Data supplied>

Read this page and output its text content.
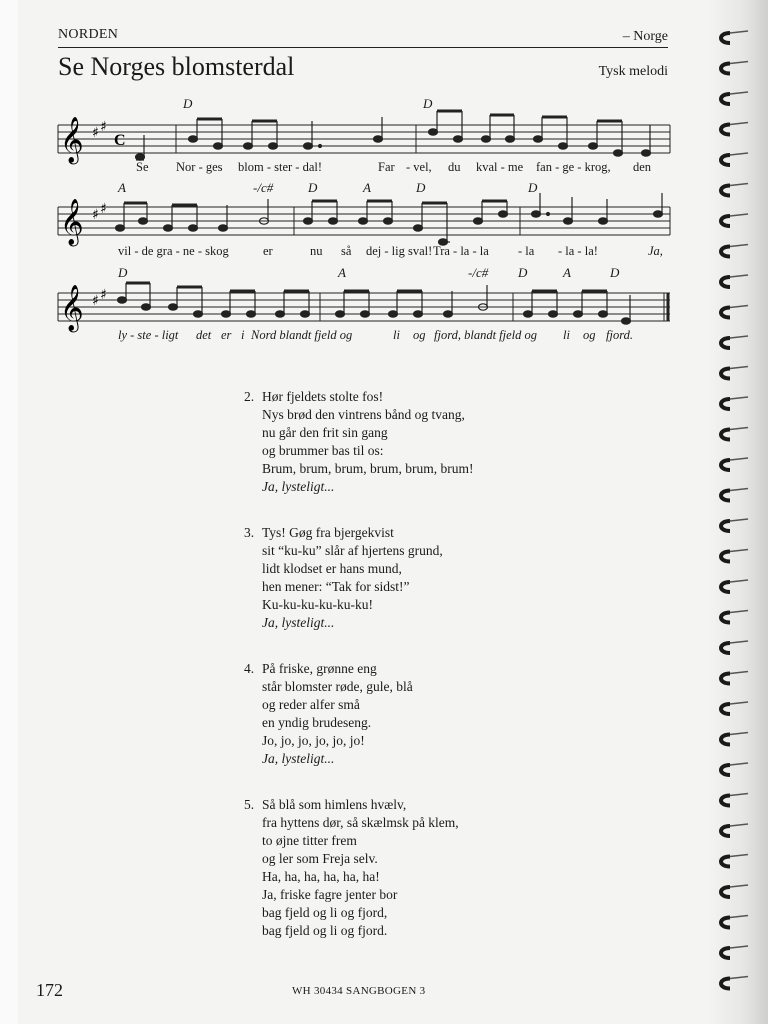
NORDEN	– Norge
Se Norges blomsterdal	Tysk melodi
D	D
𝄞 ♯ ♯
C
Se Nor - ges blom - ster - dal!	Far - vel, du kval - me fan - ge - krog, den
A	-/c#	D	A	D	D
𝄞 ♯ ♯
vil - de gra - ne - skog	er	nu så dej - lig sval! Tra - la - la - la - la - la!	Ja,
D	A	-/c# D	A	D
𝄞 ♯ ♯
ly - ste - ligt det er i Nord blandt fjeld og	li og fjord, blandt fjeld og li og fjord.
2. Hør fjeldets stolte fos!
Nys brød den vintrens bånd og tvang,
nu går den frit sin gang
og brummer bas til os:
Brum, brum, brum, brum, brum, brum!
Ja, lysteligt...
3. Tys! Gøg fra bjergekvist
sit “ku-ku” slår af hjertens grund,
lidt klodset er hans mund,
hen mener: “Tak for sidst!”
Ku-ku-ku-ku-ku-ku!
Ja, lysteligt...
4. På friske, grønne eng
står blomster røde, gule, blå
og reder alfer små
en yndig brudeseng.
Jo, jo, jo, jo, jo, jo!
Ja, lysteligt...
5. Så blå som himlens hvælv,
fra hyttens dør, så skælmsk på klem,
to øjne titter frem
og ler som Freja selv.
Ha, ha, ha, ha, ha, ha!
Ja, friske fagre jenter bor
bag fjeld og li og fjord,
bag fjeld og li og fjord.
172	WH 30434 SANGBOGEN 3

What is asked>
Copy the listing in full and without alteration, omitting every picture.

Result of the task>
Read this page and output its text content.
NORDEN	– Norge
Se Norges blomsterdal	Tysk melodi
D	D
𝄞 ♯ ♯
C
Se Nor - ges blom - ster - dal!	Far - vel, du kval - me fan - ge - krog, den
A	-/c#	D	A	D	D
𝄞 ♯ ♯
vil - de gra - ne - skog	er	nu så dej - lig sval! Tra - la - la - la - la - la!	Ja,
D	A	-/c# D	A	D
𝄞 ♯ ♯
ly - ste - ligt det er i Nord blandt fjeld og	li og fjord, blandt fjeld og li og fjord.
2. Hør fjeldets stolte fos!
Nys brød den vintrens bånd og tvang,
nu går den frit sin gang
og brummer bas til os:
Brum, brum, brum, brum, brum, brum!
Ja, lysteligt...
3. Tys! Gøg fra bjergekvist
sit “ku-ku” slår af hjertens grund,
lidt klodset er hans mund,
hen mener: “Tak for sidst!”
Ku-ku-ku-ku-ku-ku!
Ja, lysteligt...
4. På friske, grønne eng
står blomster røde, gule, blå
og reder alfer små
en yndig brudeseng.
Jo, jo, jo, jo, jo, jo!
Ja, lysteligt...
5. Så blå som himlens hvælv,
fra hyttens dør, så skælmsk på klem,
to øjne titter frem
og ler som Freja selv.
Ha, ha, ha, ha, ha, ha!
Ja, friske fagre jenter bor
bag fjeld og li og fjord,
bag fjeld og li og fjord.
172	WH 30434 SANGBOGEN 3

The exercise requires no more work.